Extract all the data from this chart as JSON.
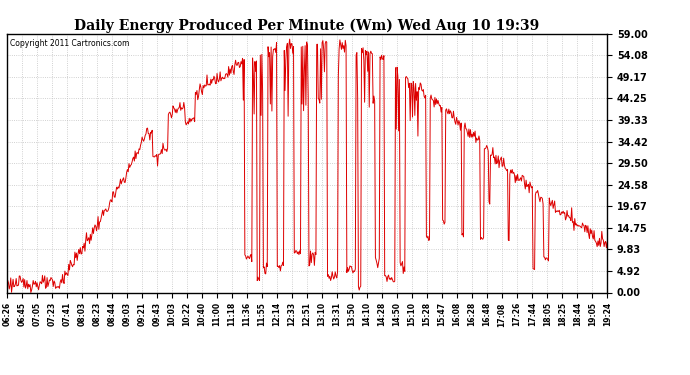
{
  "title": "Daily Energy Produced Per Minute (Wm) Wed Aug 10 19:39",
  "copyright": "Copyright 2011 Cartronics.com",
  "line_color": "#DD0000",
  "background_color": "#FFFFFF",
  "grid_color": "#BBBBBB",
  "yticks": [
    0.0,
    4.92,
    9.83,
    14.75,
    19.67,
    24.58,
    29.5,
    34.42,
    39.33,
    44.25,
    49.17,
    54.08,
    59.0
  ],
  "ylim": [
    0,
    59.0
  ],
  "xtick_labels": [
    "06:26",
    "06:45",
    "07:05",
    "07:23",
    "07:41",
    "08:03",
    "08:23",
    "08:44",
    "09:03",
    "09:21",
    "09:43",
    "10:03",
    "10:22",
    "10:40",
    "11:00",
    "11:18",
    "11:36",
    "11:55",
    "12:14",
    "12:33",
    "12:51",
    "13:10",
    "13:31",
    "13:50",
    "14:10",
    "14:28",
    "14:50",
    "15:10",
    "15:28",
    "15:47",
    "16:08",
    "16:28",
    "16:48",
    "17:08",
    "17:26",
    "17:44",
    "18:05",
    "18:25",
    "18:44",
    "19:05",
    "19:24"
  ],
  "figwidth": 6.9,
  "figheight": 3.75,
  "dpi": 100
}
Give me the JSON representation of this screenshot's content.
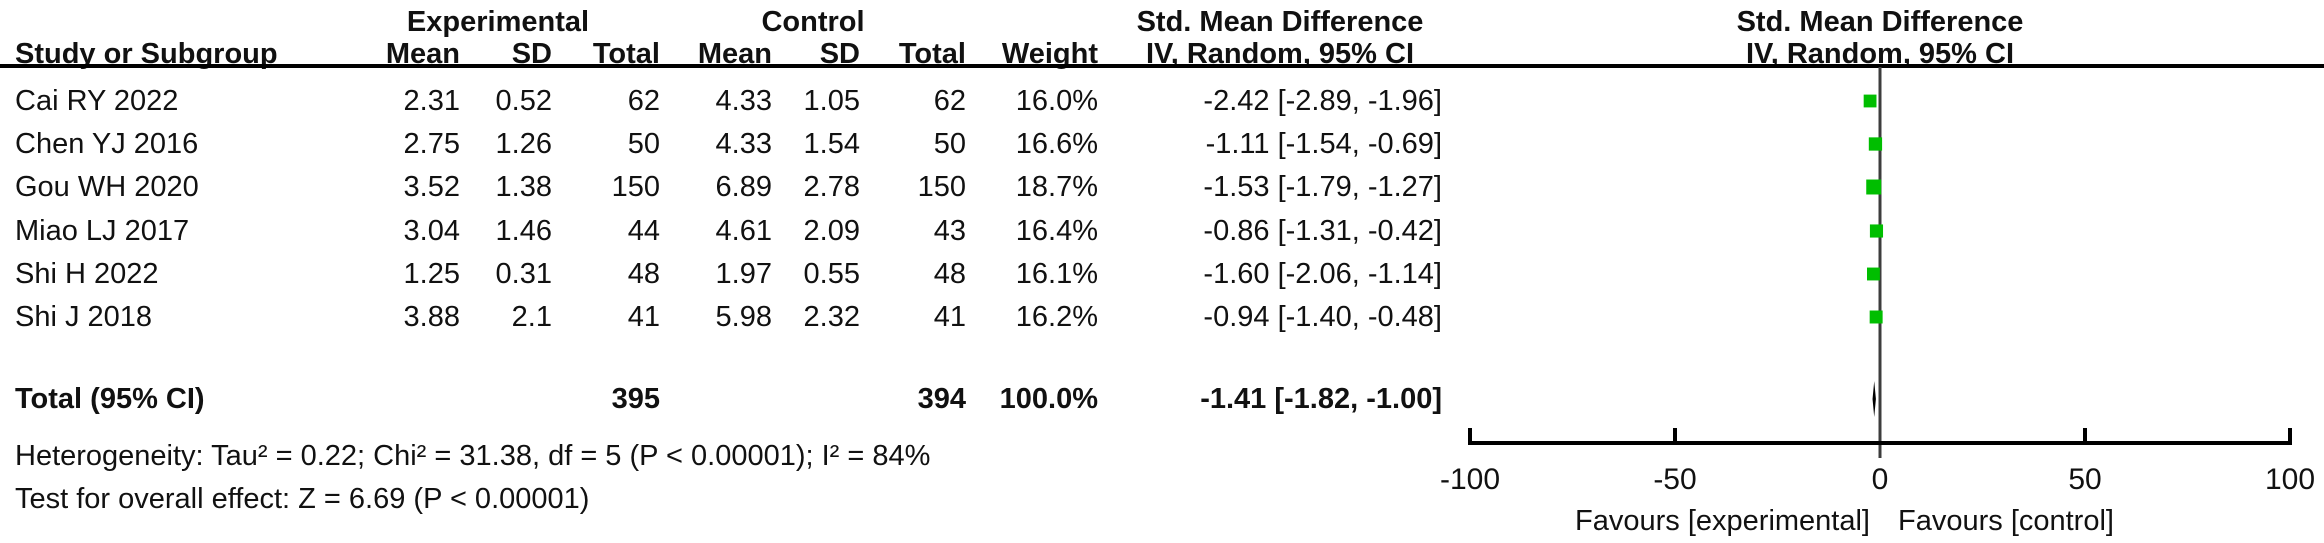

····················

TASK DETAILS.
Output, exactly, all the records above; include no pictures.

TASK RESPONSE.
Extract all the data from this chart as JSON.
{
  "title": "Daily Energy Produced Per Minute (Wm) Wed Aug 10 19:39",
  "copyright": "Copyright 2011 Cartronics.com",
  "line_color": "#DD0000",
  "background_color": "#FFFFFF",
  "grid_color": "#BBBBBB",
  "yticks": [
    0.0,
    4.92,
    9.83,
    14.75,
    19.67,
    24.58,
    29.5,
    34.42,
    39.33,
    44.25,
    49.17,
    54.08,
    59.0
  ],
  "ylim": [
    0,
    59.0
  ],
  "xtick_labels": [
    "06:26",
    "06:45",
    "07:05",
    "07:23",
    "07:41",
    "08:03",
    "08:23",
    "08:44",
    "09:03",
    "09:21",
    "09:43",
    "10:03",
    "10:22",
    "10:40",
    "11:00",
    "11:18",
    "11:36",
    "11:55",
    "12:14",
    "12:33",
    "12:51",
    "13:10",
    "13:31",
    "13:50",
    "14:10",
    "14:28",
    "14:50",
    "15:10",
    "15:28",
    "15:47",
    "16:08",
    "16:28",
    "16:48",
    "17:08",
    "17:26",
    "17:44",
    "18:05",
    "18:25",
    "18:44",
    "19:05",
    "19:24"
  ],
  "figwidth": 6.9,
  "figheight": 3.75,
  "dpi": 100
}
Give me the JSON representation of this screenshot's content.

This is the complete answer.